Given exercise — Give the listing again in full, exactly as written.

:::::

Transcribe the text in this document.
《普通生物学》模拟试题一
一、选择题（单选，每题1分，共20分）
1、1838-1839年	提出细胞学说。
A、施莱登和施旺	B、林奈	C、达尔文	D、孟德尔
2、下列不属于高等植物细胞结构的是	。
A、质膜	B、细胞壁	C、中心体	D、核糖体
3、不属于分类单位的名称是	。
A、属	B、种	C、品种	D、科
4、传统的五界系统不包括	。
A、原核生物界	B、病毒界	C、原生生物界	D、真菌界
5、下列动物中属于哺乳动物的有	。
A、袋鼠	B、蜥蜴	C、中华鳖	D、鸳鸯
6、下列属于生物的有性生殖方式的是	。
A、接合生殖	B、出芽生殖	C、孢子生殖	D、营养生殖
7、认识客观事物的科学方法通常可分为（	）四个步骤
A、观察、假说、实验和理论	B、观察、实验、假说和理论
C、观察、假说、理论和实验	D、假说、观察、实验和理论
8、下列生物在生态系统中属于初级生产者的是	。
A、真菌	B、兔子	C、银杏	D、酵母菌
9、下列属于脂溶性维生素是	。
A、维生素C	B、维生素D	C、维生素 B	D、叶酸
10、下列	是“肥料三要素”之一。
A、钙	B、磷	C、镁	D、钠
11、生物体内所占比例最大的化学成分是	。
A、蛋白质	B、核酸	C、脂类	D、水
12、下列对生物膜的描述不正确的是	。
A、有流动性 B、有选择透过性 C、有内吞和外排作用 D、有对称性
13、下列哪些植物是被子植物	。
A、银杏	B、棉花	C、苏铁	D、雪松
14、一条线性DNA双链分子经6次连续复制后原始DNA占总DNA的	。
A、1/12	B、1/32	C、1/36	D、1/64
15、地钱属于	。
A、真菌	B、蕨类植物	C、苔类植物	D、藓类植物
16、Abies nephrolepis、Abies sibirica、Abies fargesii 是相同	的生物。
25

:::::

Completed exercise —
Transcribe the text in this document.
《普通生物学》模拟试题一
一、选择题（单选，每题1分，共20分）
1、1838-1839年	提出细胞学说。
A、施莱登和施旺	B、林奈	C、达尔文	D、孟德尔
2、下列不属于高等植物细胞结构的是	。
A、质膜	B、细胞壁	C、中心体	D、核糖体
3、不属于分类单位的名称是	。
A、属	B、种	C、品种	D、科
4、传统的五界系统不包括	。
A、原核生物界	B、病毒界	C、原生生物界	D、真菌界
5、下列动物中属于哺乳动物的有	。
A、袋鼠	B、蜥蜴	C、中华鳖	D、鸳鸯
6、下列属于生物的有性生殖方式的是	。
A、接合生殖	B、出芽生殖	C、孢子生殖	D、营养生殖
7、认识客观事物的科学方法通常可分为（	）四个步骤
A、观察、假说、实验和理论	B、观察、实验、假说和理论
C、观察、假说、理论和实验	D、假说、观察、实验和理论
8、下列生物在生态系统中属于初级生产者的是	。
A、真菌	B、兔子	C、银杏	D、酵母菌
9、下列属于脂溶性维生素是	。
A、维生素C	B、维生素D	C、维生素 B	D、叶酸
10、下列	是“肥料三要素”之一。
A、钙	B、磷	C、镁	D、钠
11、生物体内所占比例最大的化学成分是	。
A、蛋白质	B、核酸	C、脂类	D、水
12、下列对生物膜的描述不正确的是	。
A、有流动性 B、有选择透过性 C、有内吞和外排作用 D、有对称性
13、下列哪些植物是被子植物	。
A、银杏	B、棉花	C、苏铁	D、雪松
14、一条线性DNA双链分子经6次连续复制后原始DNA占总DNA的	。
A、1/12	B、1/32	C、1/36	D、1/64
15、地钱属于	。
A、真菌	B、蕨类植物	C、苔类植物	D、藓类植物
16、Abies nephrolepis、Abies sibirica、Abies fargesii 是相同	的生物。
25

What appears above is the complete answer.